• [A block of data]:
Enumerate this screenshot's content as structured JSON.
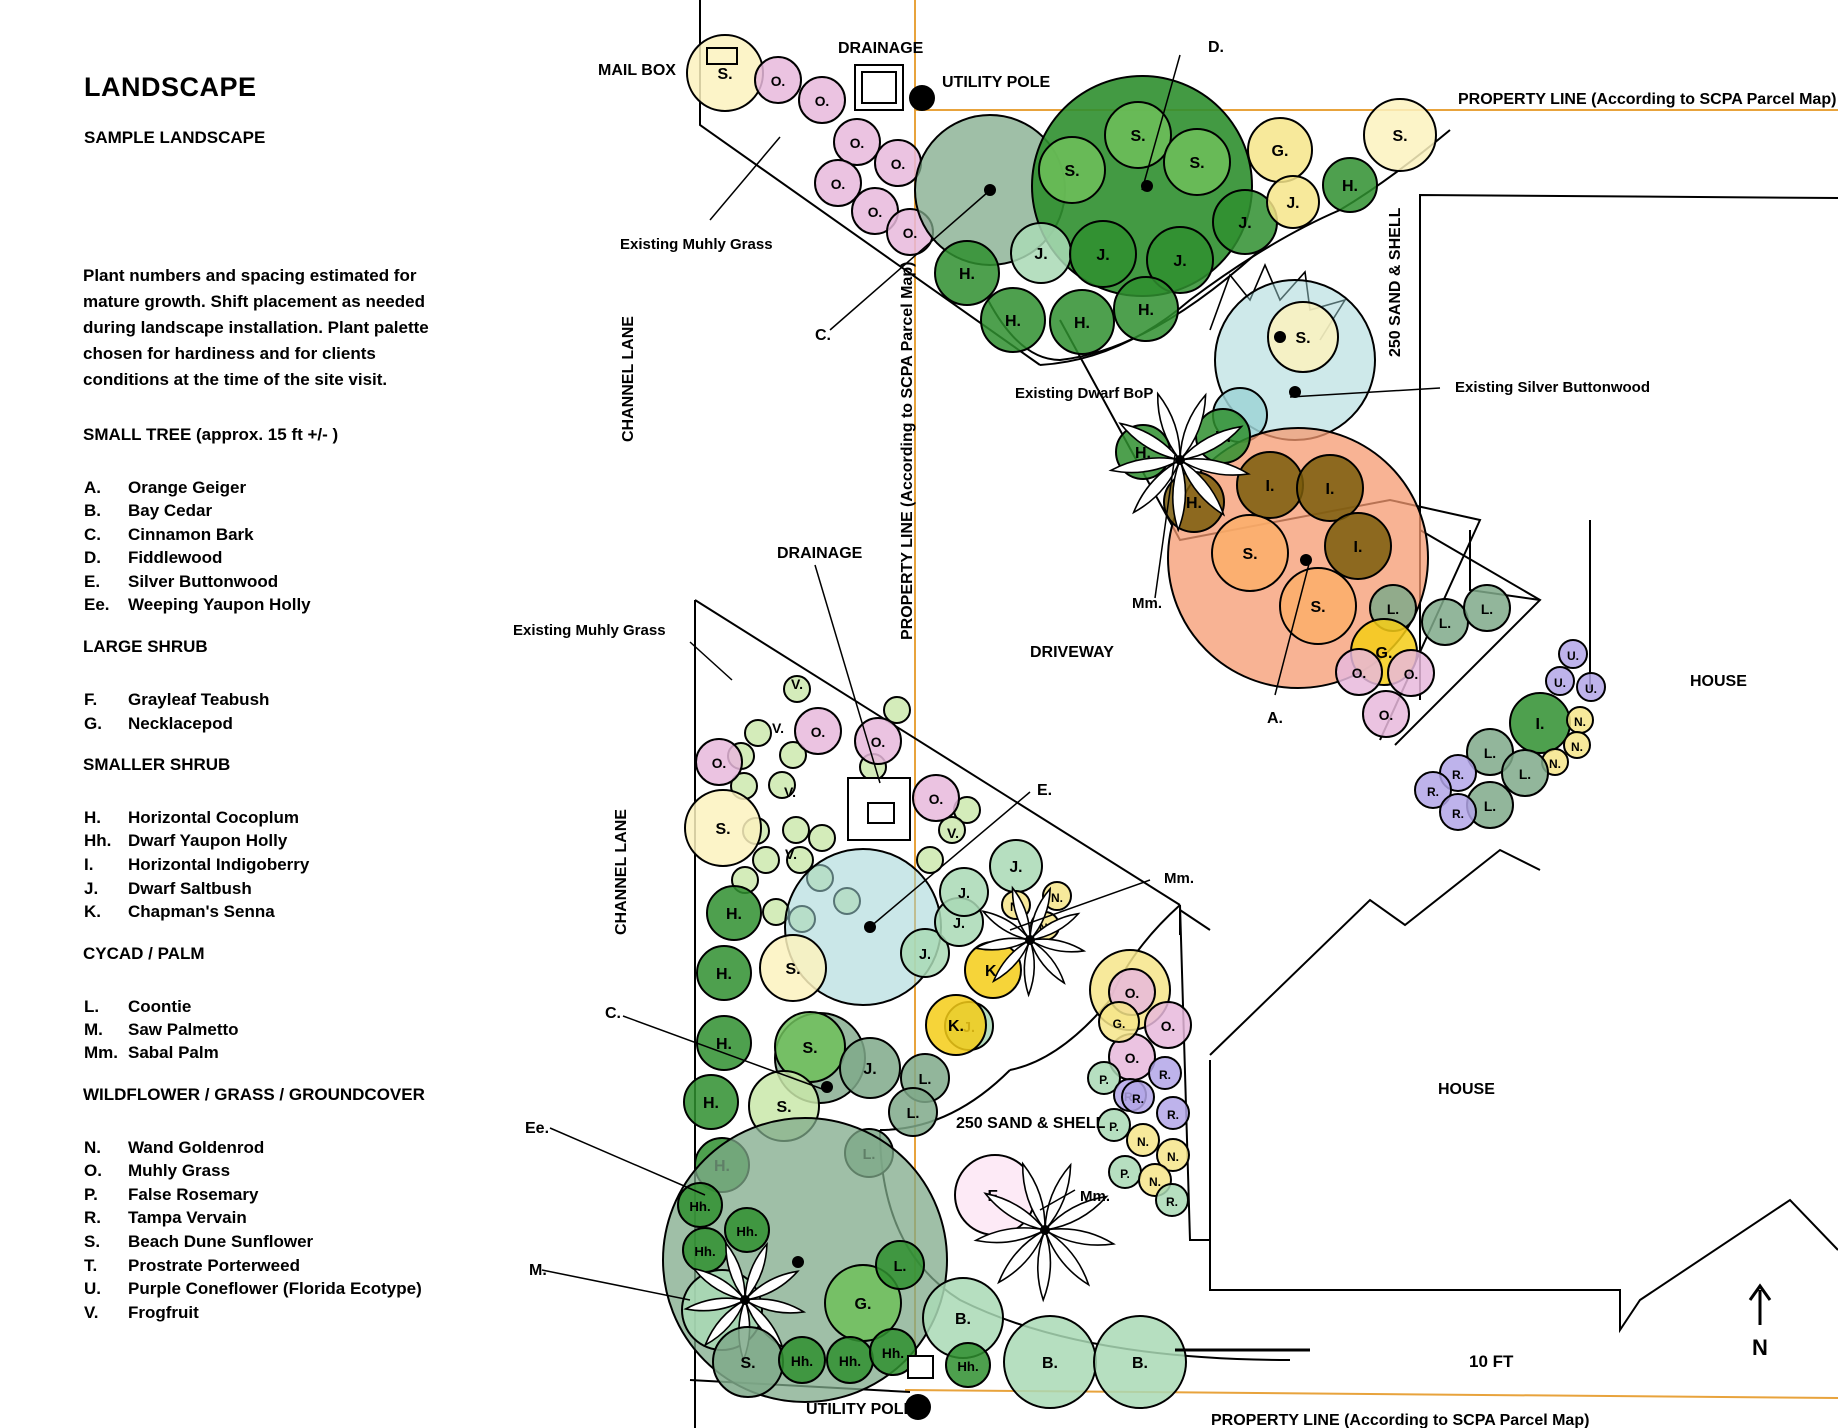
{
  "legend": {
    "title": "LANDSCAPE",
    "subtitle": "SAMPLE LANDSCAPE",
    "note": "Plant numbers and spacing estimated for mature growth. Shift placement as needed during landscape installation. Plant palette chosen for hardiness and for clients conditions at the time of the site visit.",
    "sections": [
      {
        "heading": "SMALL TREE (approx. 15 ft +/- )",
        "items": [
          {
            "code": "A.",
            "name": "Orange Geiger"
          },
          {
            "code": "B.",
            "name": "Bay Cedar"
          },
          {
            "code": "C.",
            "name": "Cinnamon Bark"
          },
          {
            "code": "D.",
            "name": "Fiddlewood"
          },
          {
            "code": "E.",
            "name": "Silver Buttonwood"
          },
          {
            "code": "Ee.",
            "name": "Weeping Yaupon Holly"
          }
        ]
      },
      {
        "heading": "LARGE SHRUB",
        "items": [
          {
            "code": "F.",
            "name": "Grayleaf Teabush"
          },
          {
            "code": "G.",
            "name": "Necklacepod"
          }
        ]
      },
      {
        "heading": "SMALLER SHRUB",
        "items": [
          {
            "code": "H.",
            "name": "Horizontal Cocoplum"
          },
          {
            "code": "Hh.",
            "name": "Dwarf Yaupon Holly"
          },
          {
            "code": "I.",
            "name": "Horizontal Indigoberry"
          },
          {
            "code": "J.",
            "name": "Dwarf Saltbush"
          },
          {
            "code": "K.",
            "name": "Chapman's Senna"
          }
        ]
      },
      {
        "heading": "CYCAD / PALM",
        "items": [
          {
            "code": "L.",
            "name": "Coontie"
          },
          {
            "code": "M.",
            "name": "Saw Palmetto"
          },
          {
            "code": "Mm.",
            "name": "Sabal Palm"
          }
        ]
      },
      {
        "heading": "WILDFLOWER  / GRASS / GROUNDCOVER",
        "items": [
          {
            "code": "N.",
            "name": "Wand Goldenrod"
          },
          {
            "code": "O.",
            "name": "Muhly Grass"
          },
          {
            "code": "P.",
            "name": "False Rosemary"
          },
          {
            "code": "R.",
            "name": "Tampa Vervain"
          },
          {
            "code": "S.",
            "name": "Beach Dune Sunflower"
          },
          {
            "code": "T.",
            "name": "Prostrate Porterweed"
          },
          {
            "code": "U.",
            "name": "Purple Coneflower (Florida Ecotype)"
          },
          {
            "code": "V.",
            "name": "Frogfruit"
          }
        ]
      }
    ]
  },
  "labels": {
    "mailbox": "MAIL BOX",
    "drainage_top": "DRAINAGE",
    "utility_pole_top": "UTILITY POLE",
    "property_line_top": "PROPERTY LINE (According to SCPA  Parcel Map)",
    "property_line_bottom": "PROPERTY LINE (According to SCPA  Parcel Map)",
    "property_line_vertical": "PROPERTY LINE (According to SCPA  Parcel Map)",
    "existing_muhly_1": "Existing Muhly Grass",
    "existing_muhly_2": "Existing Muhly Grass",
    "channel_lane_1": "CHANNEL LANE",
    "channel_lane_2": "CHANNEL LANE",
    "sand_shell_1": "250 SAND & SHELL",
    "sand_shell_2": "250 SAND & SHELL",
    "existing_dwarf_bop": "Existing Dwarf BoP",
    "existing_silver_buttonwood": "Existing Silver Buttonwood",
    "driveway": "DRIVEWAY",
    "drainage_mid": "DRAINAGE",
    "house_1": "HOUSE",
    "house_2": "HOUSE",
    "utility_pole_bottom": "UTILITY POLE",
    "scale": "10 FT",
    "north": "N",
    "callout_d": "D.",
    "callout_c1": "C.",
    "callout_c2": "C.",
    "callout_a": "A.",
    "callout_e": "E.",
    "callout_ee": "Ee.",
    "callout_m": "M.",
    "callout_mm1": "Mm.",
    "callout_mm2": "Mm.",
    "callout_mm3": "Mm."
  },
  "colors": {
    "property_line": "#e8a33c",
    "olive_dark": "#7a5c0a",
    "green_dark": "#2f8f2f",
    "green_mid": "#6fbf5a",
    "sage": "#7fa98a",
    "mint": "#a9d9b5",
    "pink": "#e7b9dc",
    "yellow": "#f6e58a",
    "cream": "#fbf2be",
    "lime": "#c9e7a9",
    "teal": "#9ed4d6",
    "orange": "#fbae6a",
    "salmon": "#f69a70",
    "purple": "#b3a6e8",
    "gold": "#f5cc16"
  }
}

• [Short exercise]: Keep the pictures out of your copy, and repeat every entry above exactly.

• [Result]:
Enumerate this screenshot's content as structured JSON.
{
  "legend": {
    "title": "LANDSCAPE",
    "subtitle": "SAMPLE LANDSCAPE",
    "note": "Plant numbers and spacing estimated for mature growth. Shift placement as needed during landscape installation. Plant palette chosen for hardiness and for clients conditions at the time of the site visit.",
    "sections": [
      {
        "heading": "SMALL TREE (approx. 15 ft +/- )",
        "items": [
          {
            "code": "A.",
            "name": "Orange Geiger"
          },
          {
            "code": "B.",
            "name": "Bay Cedar"
          },
          {
            "code": "C.",
            "name": "Cinnamon Bark"
          },
          {
            "code": "D.",
            "name": "Fiddlewood"
          },
          {
            "code": "E.",
            "name": "Silver Buttonwood"
          },
          {
            "code": "Ee.",
            "name": "Weeping Yaupon Holly"
          }
        ]
      },
      {
        "heading": "LARGE SHRUB",
        "items": [
          {
            "code": "F.",
            "name": "Grayleaf Teabush"
          },
          {
            "code": "G.",
            "name": "Necklacepod"
          }
        ]
      },
      {
        "heading": "SMALLER SHRUB",
        "items": [
          {
            "code": "H.",
            "name": "Horizontal Cocoplum"
          },
          {
            "code": "Hh.",
            "name": "Dwarf Yaupon Holly"
          },
          {
            "code": "I.",
            "name": "Horizontal Indigoberry"
          },
          {
            "code": "J.",
            "name": "Dwarf Saltbush"
          },
          {
            "code": "K.",
            "name": "Chapman's Senna"
          }
        ]
      },
      {
        "heading": "CYCAD / PALM",
        "items": [
          {
            "code": "L.",
            "name": "Coontie"
          },
          {
            "code": "M.",
            "name": "Saw Palmetto"
          },
          {
            "code": "Mm.",
            "name": "Sabal Palm"
          }
        ]
      },
      {
        "heading": "WILDFLOWER  / GRASS / GROUNDCOVER",
        "items": [
          {
            "code": "N.",
            "name": "Wand Goldenrod"
          },
          {
            "code": "O.",
            "name": "Muhly Grass"
          },
          {
            "code": "P.",
            "name": "False Rosemary"
          },
          {
            "code": "R.",
            "name": "Tampa Vervain"
          },
          {
            "code": "S.",
            "name": "Beach Dune Sunflower"
          },
          {
            "code": "T.",
            "name": "Prostrate Porterweed"
          },
          {
            "code": "U.",
            "name": "Purple Coneflower (Florida Ecotype)"
          },
          {
            "code": "V.",
            "name": "Frogfruit"
          }
        ]
      }
    ]
  },
  "labels": {
    "mailbox": "MAIL BOX",
    "drainage_top": "DRAINAGE",
    "utility_pole_top": "UTILITY POLE",
    "property_line_top": "PROPERTY LINE (According to SCPA  Parcel Map)",
    "property_line_bottom": "PROPERTY LINE (According to SCPA  Parcel Map)",
    "property_line_vertical": "PROPERTY LINE (According to SCPA  Parcel Map)",
    "existing_muhly_1": "Existing Muhly Grass",
    "existing_muhly_2": "Existing Muhly Grass",
    "channel_lane_1": "CHANNEL LANE",
    "channel_lane_2": "CHANNEL LANE",
    "sand_shell_1": "250 SAND & SHELL",
    "sand_shell_2": "250 SAND & SHELL",
    "existing_dwarf_bop": "Existing Dwarf BoP",
    "existing_silver_buttonwood": "Existing Silver Buttonwood",
    "driveway": "DRIVEWAY",
    "drainage_mid": "DRAINAGE",
    "house_1": "HOUSE",
    "house_2": "HOUSE",
    "utility_pole_bottom": "UTILITY POLE",
    "scale": "10 FT",
    "north": "N",
    "callout_d": "D.",
    "callout_c1": "C.",
    "callout_c2": "C.",
    "callout_a": "A.",
    "callout_e": "E.",
    "callout_ee": "Ee.",
    "callout_m": "M.",
    "callout_mm1": "Mm.",
    "callout_mm2": "Mm.",
    "callout_mm3": "Mm."
  },
  "colors": {
    "property_line": "#e8a33c",
    "olive_dark": "#7a5c0a",
    "green_dark": "#2f8f2f",
    "green_mid": "#6fbf5a",
    "sage": "#7fa98a",
    "mint": "#a9d9b5",
    "pink": "#e7b9dc",
    "yellow": "#f6e58a",
    "cream": "#fbf2be",
    "lime": "#c9e7a9",
    "teal": "#9ed4d6",
    "orange": "#fbae6a",
    "salmon": "#f69a70",
    "purple": "#b3a6e8",
    "gold": "#f5cc16"
  }
}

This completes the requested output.